>> start Task material
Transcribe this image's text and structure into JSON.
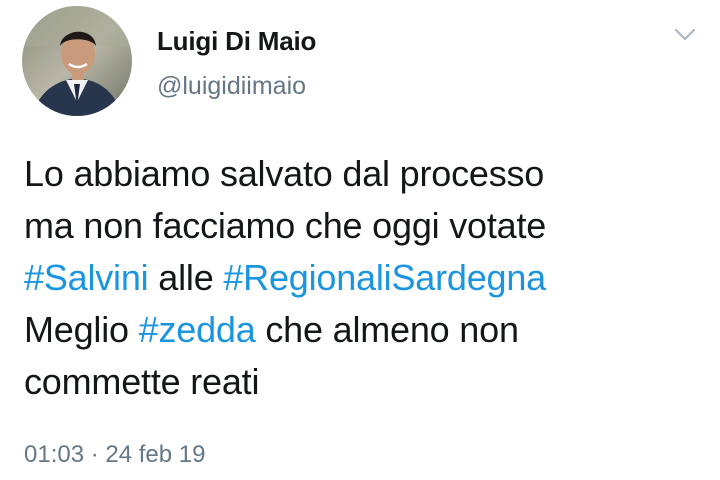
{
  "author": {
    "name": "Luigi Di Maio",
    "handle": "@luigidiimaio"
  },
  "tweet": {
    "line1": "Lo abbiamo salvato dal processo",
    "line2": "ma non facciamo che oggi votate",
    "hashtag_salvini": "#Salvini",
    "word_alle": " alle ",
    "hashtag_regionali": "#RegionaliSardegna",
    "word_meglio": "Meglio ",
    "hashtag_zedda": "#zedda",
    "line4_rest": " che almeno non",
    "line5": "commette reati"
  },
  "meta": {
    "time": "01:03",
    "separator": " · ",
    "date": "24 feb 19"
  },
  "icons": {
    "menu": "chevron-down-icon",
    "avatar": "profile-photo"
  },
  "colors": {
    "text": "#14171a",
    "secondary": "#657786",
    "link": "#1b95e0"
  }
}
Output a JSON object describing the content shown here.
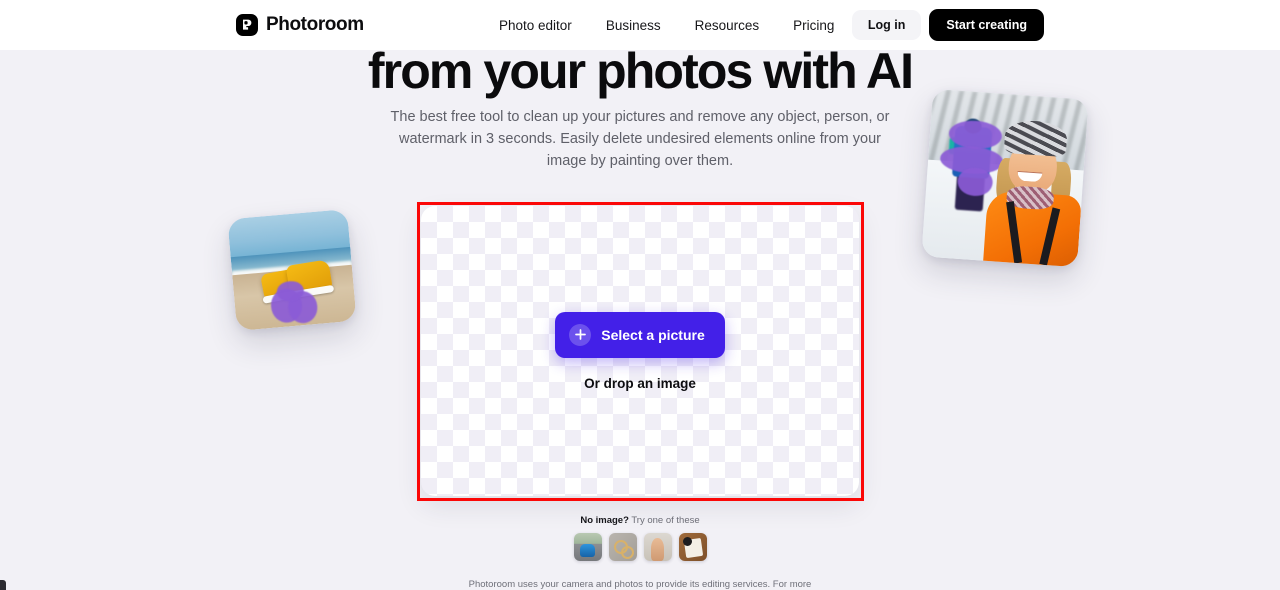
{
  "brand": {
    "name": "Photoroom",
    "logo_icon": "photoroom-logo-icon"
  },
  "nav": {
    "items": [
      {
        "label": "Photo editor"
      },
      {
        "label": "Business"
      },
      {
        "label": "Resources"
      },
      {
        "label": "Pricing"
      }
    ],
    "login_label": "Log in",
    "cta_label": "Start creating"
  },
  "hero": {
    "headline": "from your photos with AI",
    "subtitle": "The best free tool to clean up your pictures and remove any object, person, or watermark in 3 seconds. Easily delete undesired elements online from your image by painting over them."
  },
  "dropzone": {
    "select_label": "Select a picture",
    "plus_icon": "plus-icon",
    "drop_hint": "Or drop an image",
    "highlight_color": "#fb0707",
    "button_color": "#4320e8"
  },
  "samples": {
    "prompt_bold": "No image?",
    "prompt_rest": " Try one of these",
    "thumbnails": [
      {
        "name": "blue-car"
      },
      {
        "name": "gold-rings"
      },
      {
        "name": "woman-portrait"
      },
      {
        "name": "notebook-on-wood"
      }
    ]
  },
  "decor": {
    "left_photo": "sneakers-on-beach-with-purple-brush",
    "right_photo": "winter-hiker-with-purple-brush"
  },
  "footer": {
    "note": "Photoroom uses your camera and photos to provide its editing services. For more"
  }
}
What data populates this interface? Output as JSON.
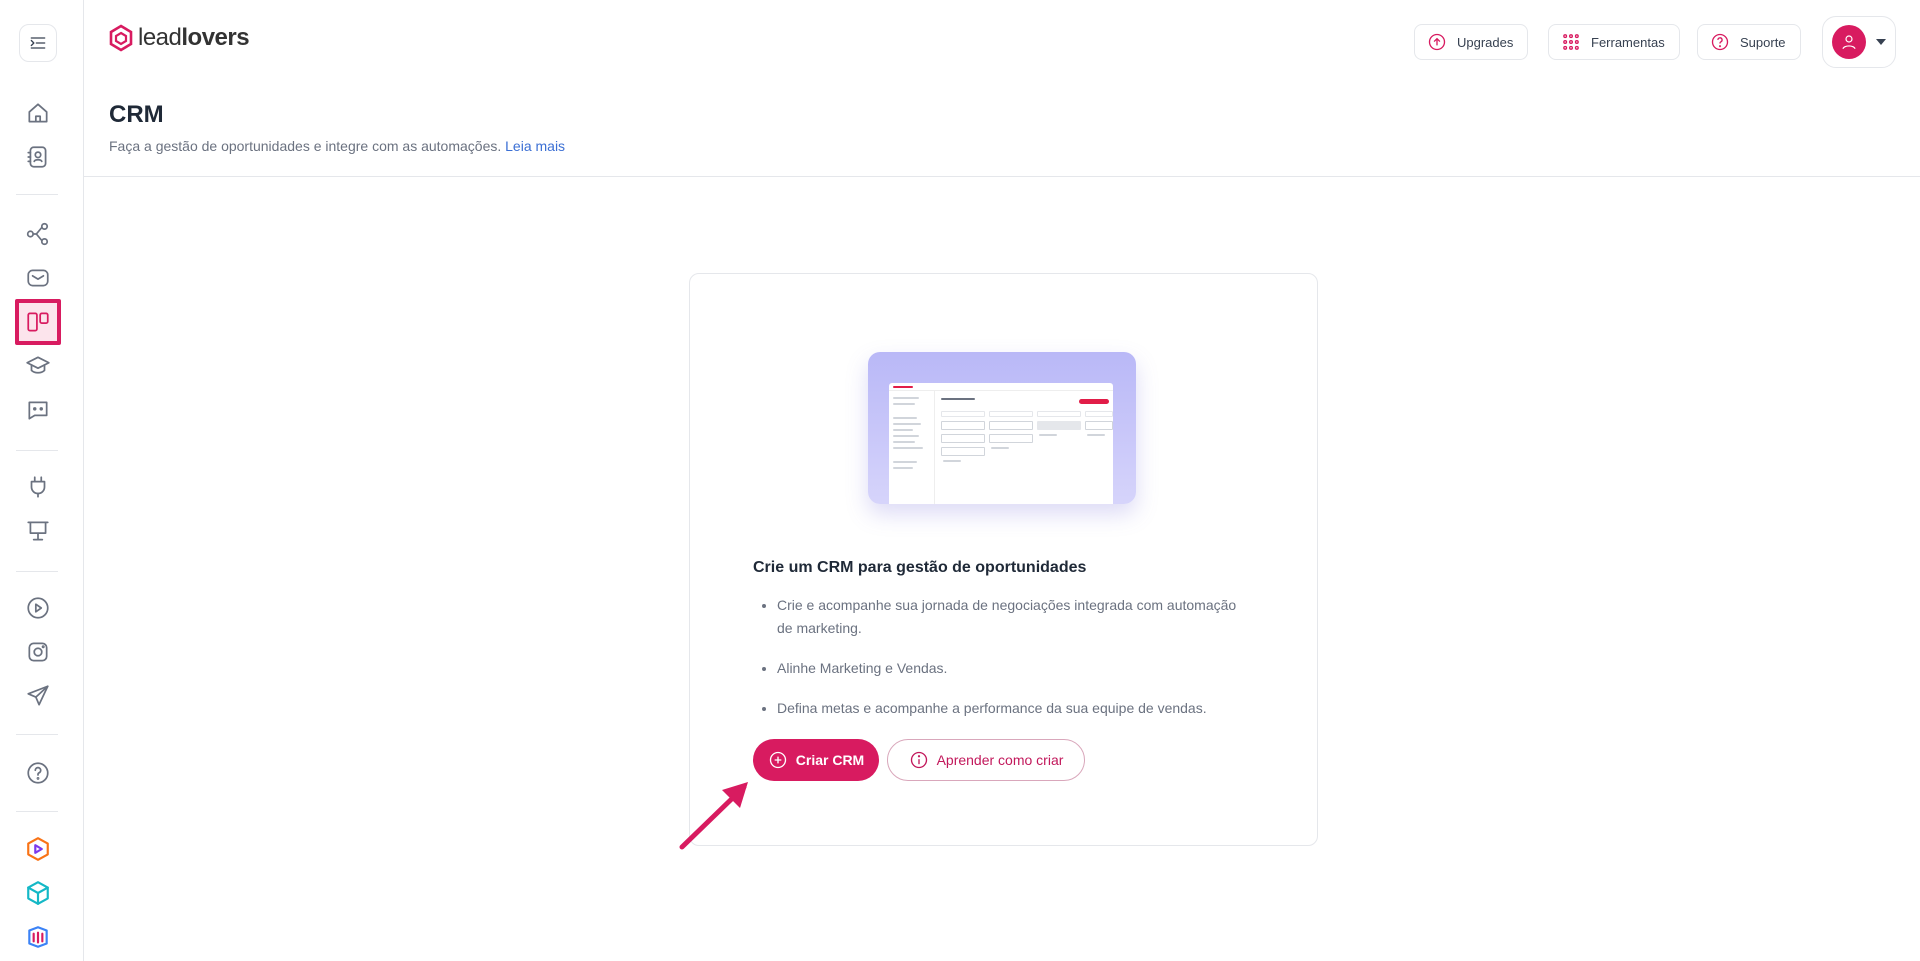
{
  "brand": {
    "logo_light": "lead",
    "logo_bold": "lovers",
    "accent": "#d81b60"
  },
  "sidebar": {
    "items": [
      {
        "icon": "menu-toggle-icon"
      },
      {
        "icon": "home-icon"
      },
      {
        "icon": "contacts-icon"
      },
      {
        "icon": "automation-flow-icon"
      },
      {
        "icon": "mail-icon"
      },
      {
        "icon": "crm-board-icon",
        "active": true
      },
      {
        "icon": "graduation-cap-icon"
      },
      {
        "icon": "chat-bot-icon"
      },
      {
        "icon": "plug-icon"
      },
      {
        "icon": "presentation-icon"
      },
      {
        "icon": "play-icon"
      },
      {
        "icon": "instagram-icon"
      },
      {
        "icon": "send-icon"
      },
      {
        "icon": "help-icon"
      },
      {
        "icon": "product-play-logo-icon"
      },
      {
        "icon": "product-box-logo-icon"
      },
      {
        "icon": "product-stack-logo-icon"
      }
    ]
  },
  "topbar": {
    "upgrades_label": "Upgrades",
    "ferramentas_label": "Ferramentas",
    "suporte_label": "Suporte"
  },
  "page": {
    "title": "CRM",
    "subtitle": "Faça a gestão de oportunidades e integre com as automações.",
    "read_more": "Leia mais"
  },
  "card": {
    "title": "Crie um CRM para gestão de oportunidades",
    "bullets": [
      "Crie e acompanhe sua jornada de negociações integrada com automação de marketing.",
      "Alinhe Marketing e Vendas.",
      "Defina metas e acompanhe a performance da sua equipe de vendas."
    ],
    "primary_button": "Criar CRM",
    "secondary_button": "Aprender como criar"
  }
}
>> end Task material
#### What you should do
Return every line containing "acompanhe".

#### Final result
      "Crie e acompanhe sua jornada de negociações integrada com automação de marketing.",
      "Defina metas e acompanhe a performance da sua equipe de vendas."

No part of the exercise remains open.